---------- DATA EXTRACT

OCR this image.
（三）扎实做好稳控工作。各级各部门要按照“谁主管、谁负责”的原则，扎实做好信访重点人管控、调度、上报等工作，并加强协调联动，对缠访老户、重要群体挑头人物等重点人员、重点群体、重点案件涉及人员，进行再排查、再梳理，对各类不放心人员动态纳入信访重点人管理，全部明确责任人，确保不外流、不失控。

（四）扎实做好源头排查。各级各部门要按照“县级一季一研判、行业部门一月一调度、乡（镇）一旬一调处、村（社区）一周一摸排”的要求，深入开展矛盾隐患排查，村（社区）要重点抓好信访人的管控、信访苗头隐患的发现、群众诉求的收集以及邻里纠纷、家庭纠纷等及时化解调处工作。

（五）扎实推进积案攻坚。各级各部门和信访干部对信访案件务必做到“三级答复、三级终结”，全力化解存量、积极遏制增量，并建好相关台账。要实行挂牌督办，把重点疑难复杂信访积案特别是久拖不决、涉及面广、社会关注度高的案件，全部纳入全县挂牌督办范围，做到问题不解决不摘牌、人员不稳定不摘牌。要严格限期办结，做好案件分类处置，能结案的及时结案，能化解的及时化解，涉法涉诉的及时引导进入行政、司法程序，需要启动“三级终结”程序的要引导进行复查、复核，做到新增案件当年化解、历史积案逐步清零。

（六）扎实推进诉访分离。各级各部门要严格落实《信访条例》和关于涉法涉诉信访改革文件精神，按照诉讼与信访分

--------------------

# TASK TO COMPLETE:
Give back the whole listing, word for word.

# TASK RESPONSE:
OCR this image.
（三）扎实做好稳控工作。各级各部门要按照“谁主管、谁负责”的原则，扎实做好信访重点人管控、调度、上报等工作，并加强协调联动，对缠访老户、重要群体挑头人物等重点人员、重点群体、重点案件涉及人员，进行再排查、再梳理，对各类不放心人员动态纳入信访重点人管理，全部明确责任人，确保不外流、不失控。

（四）扎实做好源头排查。各级各部门要按照“县级一季一研判、行业部门一月一调度、乡（镇）一旬一调处、村（社区）一周一摸排”的要求，深入开展矛盾隐患排查，村（社区）要重点抓好信访人的管控、信访苗头隐患的发现、群众诉求的收集以及邻里纠纷、家庭纠纷等及时化解调处工作。

（五）扎实推进积案攻坚。各级各部门和信访干部对信访案件务必做到“三级答复、三级终结”，全力化解存量、积极遏制增量，并建好相关台账。要实行挂牌督办，把重点疑难复杂信访积案特别是久拖不决、涉及面广、社会关注度高的案件，全部纳入全县挂牌督办范围，做到问题不解决不摘牌、人员不稳定不摘牌。要严格限期办结，做好案件分类处置，能结案的及时结案，能化解的及时化解，涉法涉诉的及时引导进入行政、司法程序，需要启动“三级终结”程序的要引导进行复查、复核，做到新增案件当年化解、历史积案逐步清零。

（六）扎实推进诉访分离。各级各部门要严格落实《信访条例》和关于涉法涉诉信访改革文件精神，按照诉讼与信访分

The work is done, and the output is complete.